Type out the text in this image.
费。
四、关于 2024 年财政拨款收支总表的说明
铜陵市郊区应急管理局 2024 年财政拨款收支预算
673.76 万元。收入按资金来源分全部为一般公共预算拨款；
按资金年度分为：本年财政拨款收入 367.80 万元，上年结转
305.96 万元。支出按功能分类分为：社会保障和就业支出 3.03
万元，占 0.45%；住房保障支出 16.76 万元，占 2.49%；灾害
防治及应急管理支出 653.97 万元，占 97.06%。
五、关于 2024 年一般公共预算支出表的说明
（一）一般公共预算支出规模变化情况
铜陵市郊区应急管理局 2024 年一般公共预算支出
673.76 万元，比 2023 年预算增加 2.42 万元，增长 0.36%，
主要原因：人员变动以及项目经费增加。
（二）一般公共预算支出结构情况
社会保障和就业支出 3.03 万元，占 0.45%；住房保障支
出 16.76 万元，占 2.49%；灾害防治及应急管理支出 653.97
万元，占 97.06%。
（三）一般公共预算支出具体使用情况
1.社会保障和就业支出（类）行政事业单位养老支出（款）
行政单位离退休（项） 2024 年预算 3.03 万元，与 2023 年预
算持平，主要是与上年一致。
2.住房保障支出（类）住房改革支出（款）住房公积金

====

The exercise ▸
Send back every record, precisely as written.

Response to the task ▸
Type out the text in this image.
费。
四、关于 2024 年财政拨款收支总表的说明
铜陵市郊区应急管理局 2024 年财政拨款收支预算
673.76 万元。收入按资金来源分全部为一般公共预算拨款；
按资金年度分为：本年财政拨款收入 367.80 万元，上年结转
305.96 万元。支出按功能分类分为：社会保障和就业支出 3.03
万元，占 0.45%；住房保障支出 16.76 万元，占 2.49%；灾害
防治及应急管理支出 653.97 万元，占 97.06%。
五、关于 2024 年一般公共预算支出表的说明
（一）一般公共预算支出规模变化情况
铜陵市郊区应急管理局 2024 年一般公共预算支出
673.76 万元，比 2023 年预算增加 2.42 万元，增长 0.36%，
主要原因：人员变动以及项目经费增加。
（二）一般公共预算支出结构情况
社会保障和就业支出 3.03 万元，占 0.45%；住房保障支
出 16.76 万元，占 2.49%；灾害防治及应急管理支出 653.97
万元，占 97.06%。
（三）一般公共预算支出具体使用情况
1.社会保障和就业支出（类）行政事业单位养老支出（款）
行政单位离退休（项） 2024 年预算 3.03 万元，与 2023 年预
算持平，主要是与上年一致。
2.住房保障支出（类）住房改革支出（款）住房公积金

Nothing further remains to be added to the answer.